-- START OF Extracted data --

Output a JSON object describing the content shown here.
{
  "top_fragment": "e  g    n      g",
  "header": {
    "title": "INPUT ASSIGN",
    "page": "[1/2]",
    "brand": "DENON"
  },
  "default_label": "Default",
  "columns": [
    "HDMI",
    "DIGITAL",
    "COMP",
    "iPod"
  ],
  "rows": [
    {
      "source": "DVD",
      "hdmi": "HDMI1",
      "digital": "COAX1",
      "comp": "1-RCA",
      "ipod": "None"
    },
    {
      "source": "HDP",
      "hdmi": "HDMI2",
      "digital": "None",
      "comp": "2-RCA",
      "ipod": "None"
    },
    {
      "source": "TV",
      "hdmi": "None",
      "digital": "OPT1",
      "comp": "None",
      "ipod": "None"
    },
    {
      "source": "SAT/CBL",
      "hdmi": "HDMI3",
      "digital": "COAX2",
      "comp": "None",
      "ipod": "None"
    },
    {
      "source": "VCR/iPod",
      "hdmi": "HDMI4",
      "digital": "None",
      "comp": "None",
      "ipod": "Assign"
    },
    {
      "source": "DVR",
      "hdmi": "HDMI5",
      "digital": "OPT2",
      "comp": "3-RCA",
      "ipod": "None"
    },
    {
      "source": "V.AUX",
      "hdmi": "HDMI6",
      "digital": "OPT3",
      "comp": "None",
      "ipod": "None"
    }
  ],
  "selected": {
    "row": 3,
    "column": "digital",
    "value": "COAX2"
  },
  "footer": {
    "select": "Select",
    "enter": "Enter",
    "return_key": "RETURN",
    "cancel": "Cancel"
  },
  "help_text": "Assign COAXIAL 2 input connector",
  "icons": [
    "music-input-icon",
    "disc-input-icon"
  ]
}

-- END OF Extracted data --

### What is expected
The whole listing above needs to be written out again exactly.

### Worked answer
Output a JSON object describing the content shown here.
{
  "top_fragment": "e  g    n      g",
  "header": {
    "title": "INPUT ASSIGN",
    "page": "[1/2]",
    "brand": "DENON"
  },
  "default_label": "Default",
  "columns": [
    "HDMI",
    "DIGITAL",
    "COMP",
    "iPod"
  ],
  "rows": [
    {
      "source": "DVD",
      "hdmi": "HDMI1",
      "digital": "COAX1",
      "comp": "1-RCA",
      "ipod": "None"
    },
    {
      "source": "HDP",
      "hdmi": "HDMI2",
      "digital": "None",
      "comp": "2-RCA",
      "ipod": "None"
    },
    {
      "source": "TV",
      "hdmi": "None",
      "digital": "OPT1",
      "comp": "None",
      "ipod": "None"
    },
    {
      "source": "SAT/CBL",
      "hdmi": "HDMI3",
      "digital": "COAX2",
      "comp": "None",
      "ipod": "None"
    },
    {
      "source": "VCR/iPod",
      "hdmi": "HDMI4",
      "digital": "None",
      "comp": "None",
      "ipod": "Assign"
    },
    {
      "source": "DVR",
      "hdmi": "HDMI5",
      "digital": "OPT2",
      "comp": "3-RCA",
      "ipod": "None"
    },
    {
      "source": "V.AUX",
      "hdmi": "HDMI6",
      "digital": "OPT3",
      "comp": "None",
      "ipod": "None"
    }
  ],
  "selected": {
    "row": 3,
    "column": "digital",
    "value": "COAX2"
  },
  "footer": {
    "select": "Select",
    "enter": "Enter",
    "return_key": "RETURN",
    "cancel": "Cancel"
  },
  "help_text": "Assign COAXIAL 2 input connector",
  "icons": [
    "music-input-icon",
    "disc-input-icon"
  ]
}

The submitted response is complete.